§ GOAL
From the entries below, gather each line containing the word "color".

Start SUPPLIED DATA

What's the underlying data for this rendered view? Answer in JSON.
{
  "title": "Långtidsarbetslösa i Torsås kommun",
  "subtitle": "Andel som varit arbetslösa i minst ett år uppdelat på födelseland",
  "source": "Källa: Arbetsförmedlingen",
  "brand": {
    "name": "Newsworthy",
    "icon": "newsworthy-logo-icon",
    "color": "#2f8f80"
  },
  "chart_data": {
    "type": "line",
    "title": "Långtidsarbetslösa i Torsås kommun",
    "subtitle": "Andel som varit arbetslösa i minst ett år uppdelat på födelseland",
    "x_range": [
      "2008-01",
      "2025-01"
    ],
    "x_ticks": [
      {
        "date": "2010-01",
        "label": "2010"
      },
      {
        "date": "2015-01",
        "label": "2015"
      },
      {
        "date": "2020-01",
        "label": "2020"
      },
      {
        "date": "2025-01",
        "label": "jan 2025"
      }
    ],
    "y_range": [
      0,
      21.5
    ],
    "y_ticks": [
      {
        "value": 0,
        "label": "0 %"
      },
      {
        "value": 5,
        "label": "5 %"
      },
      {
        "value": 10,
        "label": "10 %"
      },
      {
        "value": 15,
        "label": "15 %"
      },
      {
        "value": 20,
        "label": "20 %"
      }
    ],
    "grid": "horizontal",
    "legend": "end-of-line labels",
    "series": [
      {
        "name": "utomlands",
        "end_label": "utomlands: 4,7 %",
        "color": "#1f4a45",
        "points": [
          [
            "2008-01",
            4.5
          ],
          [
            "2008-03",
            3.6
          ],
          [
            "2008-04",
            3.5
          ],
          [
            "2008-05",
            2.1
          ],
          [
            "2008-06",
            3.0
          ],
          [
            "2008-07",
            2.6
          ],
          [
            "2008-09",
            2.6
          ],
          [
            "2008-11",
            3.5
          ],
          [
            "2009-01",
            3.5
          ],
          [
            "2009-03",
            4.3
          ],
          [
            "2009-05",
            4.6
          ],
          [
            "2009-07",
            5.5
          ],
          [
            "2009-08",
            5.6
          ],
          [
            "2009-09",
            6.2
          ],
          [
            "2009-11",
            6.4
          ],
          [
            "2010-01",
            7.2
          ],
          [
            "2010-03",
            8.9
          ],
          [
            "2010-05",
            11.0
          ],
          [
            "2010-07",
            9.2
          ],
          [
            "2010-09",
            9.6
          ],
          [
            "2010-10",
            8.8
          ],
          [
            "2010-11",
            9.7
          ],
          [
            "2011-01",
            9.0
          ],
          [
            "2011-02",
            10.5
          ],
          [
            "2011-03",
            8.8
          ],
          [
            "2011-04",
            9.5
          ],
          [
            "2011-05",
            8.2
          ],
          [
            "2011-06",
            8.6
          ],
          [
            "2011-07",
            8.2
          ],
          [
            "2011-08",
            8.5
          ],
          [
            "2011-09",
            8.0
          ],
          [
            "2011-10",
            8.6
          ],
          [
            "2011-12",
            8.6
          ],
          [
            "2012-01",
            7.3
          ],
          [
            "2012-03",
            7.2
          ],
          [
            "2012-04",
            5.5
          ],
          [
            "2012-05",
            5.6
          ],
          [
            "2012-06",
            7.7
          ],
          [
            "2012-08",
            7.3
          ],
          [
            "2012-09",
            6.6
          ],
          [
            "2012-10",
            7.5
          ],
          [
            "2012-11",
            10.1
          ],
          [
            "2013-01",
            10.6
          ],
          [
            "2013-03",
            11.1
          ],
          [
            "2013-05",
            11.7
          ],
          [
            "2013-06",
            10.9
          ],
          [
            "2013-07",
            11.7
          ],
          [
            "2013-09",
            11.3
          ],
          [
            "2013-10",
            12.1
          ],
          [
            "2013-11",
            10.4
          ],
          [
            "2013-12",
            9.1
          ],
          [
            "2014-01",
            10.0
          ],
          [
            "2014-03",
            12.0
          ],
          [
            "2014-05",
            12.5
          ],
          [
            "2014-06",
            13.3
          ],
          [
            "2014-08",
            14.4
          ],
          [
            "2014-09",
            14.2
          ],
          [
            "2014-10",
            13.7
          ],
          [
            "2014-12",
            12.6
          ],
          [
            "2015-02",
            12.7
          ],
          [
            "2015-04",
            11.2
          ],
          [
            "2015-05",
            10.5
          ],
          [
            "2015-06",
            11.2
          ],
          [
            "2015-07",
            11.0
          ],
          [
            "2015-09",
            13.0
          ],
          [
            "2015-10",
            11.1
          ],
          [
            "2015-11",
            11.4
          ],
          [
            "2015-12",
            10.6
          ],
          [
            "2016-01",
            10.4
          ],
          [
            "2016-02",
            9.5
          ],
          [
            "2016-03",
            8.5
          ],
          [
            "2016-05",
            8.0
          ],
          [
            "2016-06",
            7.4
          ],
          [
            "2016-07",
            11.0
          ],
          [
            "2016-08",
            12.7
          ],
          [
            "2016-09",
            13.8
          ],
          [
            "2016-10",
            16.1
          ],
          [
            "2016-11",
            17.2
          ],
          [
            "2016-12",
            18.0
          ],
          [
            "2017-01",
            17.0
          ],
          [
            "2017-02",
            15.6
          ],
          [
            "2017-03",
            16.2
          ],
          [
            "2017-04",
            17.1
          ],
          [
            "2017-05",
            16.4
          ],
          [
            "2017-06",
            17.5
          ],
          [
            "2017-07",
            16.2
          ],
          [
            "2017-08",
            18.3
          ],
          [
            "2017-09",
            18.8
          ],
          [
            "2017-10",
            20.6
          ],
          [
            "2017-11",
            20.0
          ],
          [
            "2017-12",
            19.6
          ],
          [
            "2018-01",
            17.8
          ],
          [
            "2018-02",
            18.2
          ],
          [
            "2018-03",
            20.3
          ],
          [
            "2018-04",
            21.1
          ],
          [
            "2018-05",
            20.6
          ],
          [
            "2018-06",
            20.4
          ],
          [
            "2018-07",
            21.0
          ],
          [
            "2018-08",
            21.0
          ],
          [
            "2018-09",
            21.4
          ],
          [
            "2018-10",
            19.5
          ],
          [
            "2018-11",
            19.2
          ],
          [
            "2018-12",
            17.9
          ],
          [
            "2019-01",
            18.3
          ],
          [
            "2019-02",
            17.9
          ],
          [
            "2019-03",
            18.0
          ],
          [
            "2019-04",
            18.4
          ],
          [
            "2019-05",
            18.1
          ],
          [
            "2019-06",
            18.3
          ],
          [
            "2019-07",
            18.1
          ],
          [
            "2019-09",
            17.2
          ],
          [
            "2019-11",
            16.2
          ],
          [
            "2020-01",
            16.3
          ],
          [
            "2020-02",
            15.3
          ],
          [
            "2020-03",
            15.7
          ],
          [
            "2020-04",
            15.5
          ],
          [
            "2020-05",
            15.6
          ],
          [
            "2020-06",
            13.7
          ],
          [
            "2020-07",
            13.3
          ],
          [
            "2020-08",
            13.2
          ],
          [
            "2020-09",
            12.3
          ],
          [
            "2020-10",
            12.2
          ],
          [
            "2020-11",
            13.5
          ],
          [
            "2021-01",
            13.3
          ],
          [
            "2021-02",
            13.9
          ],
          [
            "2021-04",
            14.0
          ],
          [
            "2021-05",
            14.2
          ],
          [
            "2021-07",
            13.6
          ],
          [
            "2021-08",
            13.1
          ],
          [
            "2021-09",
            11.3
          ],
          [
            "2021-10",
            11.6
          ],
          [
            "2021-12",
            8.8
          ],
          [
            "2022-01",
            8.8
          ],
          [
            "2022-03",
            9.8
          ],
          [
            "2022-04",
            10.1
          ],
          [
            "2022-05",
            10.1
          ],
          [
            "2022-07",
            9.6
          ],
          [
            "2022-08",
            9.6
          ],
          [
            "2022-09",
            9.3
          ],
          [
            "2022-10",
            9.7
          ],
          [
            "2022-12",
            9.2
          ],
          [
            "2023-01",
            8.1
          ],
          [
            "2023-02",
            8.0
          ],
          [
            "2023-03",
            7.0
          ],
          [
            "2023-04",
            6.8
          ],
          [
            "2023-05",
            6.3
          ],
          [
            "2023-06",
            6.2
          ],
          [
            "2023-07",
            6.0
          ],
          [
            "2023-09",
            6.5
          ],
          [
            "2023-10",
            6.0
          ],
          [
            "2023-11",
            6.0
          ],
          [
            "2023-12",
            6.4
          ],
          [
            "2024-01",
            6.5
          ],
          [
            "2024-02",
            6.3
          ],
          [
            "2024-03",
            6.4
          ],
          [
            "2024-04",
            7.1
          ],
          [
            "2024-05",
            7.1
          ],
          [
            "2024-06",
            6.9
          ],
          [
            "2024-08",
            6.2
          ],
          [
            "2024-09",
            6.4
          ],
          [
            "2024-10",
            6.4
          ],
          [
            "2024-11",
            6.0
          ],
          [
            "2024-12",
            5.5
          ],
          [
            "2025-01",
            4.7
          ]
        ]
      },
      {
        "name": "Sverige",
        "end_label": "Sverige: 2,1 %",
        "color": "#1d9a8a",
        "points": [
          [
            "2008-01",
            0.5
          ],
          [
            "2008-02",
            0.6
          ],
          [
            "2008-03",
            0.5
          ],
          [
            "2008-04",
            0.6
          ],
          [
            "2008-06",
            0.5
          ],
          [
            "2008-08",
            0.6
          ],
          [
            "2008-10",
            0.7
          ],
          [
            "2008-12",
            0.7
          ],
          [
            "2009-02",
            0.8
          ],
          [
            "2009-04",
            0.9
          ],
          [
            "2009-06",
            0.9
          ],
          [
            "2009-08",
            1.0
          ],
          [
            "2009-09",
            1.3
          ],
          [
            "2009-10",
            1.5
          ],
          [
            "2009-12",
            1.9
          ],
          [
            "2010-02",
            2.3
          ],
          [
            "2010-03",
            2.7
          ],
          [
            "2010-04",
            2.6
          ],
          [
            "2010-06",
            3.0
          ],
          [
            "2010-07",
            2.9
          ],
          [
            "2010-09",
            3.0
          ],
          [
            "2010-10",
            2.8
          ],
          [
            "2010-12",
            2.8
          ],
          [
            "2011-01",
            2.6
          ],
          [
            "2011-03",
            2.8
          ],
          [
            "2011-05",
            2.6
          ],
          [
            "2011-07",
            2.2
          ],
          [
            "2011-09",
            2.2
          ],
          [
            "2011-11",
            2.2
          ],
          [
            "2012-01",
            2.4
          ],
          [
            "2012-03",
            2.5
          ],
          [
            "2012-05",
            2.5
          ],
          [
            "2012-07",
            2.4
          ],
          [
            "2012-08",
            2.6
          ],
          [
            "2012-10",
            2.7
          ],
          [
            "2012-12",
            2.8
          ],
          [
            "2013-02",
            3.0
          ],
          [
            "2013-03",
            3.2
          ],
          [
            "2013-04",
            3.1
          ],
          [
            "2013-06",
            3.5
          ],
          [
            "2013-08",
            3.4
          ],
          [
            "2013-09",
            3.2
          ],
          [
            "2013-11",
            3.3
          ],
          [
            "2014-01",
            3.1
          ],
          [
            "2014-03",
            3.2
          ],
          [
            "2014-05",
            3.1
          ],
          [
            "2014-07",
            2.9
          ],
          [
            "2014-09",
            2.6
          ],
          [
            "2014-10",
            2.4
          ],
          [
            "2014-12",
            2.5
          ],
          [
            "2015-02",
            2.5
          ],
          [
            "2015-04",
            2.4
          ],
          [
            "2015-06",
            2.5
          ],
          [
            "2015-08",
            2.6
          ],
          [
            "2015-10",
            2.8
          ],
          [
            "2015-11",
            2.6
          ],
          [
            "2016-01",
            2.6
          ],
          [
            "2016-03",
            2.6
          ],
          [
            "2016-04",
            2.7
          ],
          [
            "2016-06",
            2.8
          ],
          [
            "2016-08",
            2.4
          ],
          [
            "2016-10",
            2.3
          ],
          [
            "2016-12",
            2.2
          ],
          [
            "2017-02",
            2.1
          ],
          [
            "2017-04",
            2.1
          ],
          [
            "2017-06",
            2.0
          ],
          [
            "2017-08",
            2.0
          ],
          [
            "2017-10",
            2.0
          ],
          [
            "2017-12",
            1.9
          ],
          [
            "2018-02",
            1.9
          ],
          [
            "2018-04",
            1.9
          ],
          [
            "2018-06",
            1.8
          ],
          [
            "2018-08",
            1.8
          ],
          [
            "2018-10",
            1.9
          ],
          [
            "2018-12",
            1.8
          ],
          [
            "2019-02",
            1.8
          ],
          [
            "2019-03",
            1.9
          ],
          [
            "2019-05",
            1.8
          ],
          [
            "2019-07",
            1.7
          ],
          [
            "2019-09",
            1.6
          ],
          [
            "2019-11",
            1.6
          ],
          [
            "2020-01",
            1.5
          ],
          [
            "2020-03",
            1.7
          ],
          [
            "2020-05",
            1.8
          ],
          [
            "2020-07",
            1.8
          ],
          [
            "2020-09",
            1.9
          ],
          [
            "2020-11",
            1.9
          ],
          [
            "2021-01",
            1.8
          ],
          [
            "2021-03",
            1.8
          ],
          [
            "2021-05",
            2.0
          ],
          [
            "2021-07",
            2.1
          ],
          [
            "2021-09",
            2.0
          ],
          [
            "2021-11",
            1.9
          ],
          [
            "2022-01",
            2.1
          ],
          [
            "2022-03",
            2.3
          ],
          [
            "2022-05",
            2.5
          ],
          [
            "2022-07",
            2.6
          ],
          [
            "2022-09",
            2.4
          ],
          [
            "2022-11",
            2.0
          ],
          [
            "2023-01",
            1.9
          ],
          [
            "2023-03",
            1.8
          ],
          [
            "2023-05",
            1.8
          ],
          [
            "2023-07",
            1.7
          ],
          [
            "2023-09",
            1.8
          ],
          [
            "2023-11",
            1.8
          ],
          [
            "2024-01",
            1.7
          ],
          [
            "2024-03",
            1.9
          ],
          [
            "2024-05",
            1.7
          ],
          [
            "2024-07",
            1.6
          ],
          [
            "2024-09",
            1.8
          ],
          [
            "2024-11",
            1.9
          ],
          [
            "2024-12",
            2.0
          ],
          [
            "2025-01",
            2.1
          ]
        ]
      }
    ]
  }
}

End SUPPLIED DATA

§ ANSWER TO THIS PROBLEM
    "color": "#2f8f80"
        "color": "#1f4a45",
        "color": "#1d9a8a",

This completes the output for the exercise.